→ **To do**: Write out the lines of each item below as a numbered list, skipping any blank lines.

(Entries from a dataset)

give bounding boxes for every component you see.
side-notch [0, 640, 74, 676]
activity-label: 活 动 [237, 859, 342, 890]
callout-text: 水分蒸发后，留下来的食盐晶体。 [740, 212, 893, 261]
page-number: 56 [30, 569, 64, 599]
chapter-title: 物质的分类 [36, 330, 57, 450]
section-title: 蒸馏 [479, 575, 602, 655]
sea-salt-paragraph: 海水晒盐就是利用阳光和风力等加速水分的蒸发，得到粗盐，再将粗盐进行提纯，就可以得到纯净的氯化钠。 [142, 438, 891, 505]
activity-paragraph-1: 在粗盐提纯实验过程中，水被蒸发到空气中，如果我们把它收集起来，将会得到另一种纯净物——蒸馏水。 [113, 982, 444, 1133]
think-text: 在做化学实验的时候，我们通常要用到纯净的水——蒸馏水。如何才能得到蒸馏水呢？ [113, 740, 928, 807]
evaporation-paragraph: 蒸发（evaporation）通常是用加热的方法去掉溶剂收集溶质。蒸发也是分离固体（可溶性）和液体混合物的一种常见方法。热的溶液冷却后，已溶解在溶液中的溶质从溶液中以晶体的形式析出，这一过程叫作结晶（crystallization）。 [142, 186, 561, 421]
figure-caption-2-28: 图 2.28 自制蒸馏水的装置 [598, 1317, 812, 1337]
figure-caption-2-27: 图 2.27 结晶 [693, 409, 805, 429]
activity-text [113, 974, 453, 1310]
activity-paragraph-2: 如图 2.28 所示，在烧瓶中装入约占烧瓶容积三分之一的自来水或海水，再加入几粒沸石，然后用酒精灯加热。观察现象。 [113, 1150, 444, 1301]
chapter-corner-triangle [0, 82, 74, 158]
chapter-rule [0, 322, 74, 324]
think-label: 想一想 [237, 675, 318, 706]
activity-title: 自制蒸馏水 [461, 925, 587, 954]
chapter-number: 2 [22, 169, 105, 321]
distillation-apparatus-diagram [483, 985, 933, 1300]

→ **Result**:
1. give bounding boxes for every component you see.
2. side-notch [0, 640, 74, 676]
3. activity-label: 活 动 [237, 859, 342, 890]
4. callout-text: 水分蒸发后，留下来的食盐晶体。 [740, 212, 893, 261]
5. page-number: 56 [30, 569, 64, 599]
6. chapter-title: 物质的分类 [36, 330, 57, 450]
7. section-title: 蒸馏 [479, 575, 602, 655]
8. sea-salt-paragraph: 海水晒盐就是利用阳光和风力等加速水分的蒸发，得到粗盐，再将粗盐进行提纯，就可以得到纯净的氯化钠。 [142, 438, 891, 505]
9. activity-paragraph-1: 在粗盐提纯实验过程中，水被蒸发到空气中，如果我们把它收集起来，将会得到另一种纯净物——蒸馏水。 [113, 982, 444, 1133]
10. think-text: 在做化学实验的时候，我们通常要用到纯净的水——蒸馏水。如何才能得到蒸馏水呢？ [113, 740, 928, 807]
11. evaporation-paragraph: 蒸发（evaporation）通常是用加热的方法去掉溶剂收集溶质。蒸发也是分离固体（可溶性）和液体混合物的一种常见方法。热的溶液冷却后，已溶解在溶液中的溶质从溶液中以晶体的形式析出，这一过程叫作结晶（crystallization）。 [142, 186, 561, 421]
12. figure-caption-2-28: 图 2.28 自制蒸馏水的装置 [598, 1317, 812, 1337]
13. figure-caption-2-27: 图 2.27 结晶 [693, 409, 805, 429]
14. activity-text [113, 974, 453, 1310]
15. activity-paragraph-2: 如图 2.28 所示，在烧瓶中装入约占烧瓶容积三分之一的自来水或海水，再加入几粒沸石，然后用酒精灯加热。观察现象。 [113, 1150, 444, 1301]
16. chapter-corner-triangle [0, 82, 74, 158]
17. chapter-rule [0, 322, 74, 324]
18. think-label: 想一想 [237, 675, 318, 706]
19. activity-title: 自制蒸馏水 [461, 925, 587, 954]
20. chapter-number: 2 [22, 169, 105, 321]
21. distillation-apparatus-diagram [483, 985, 933, 1300]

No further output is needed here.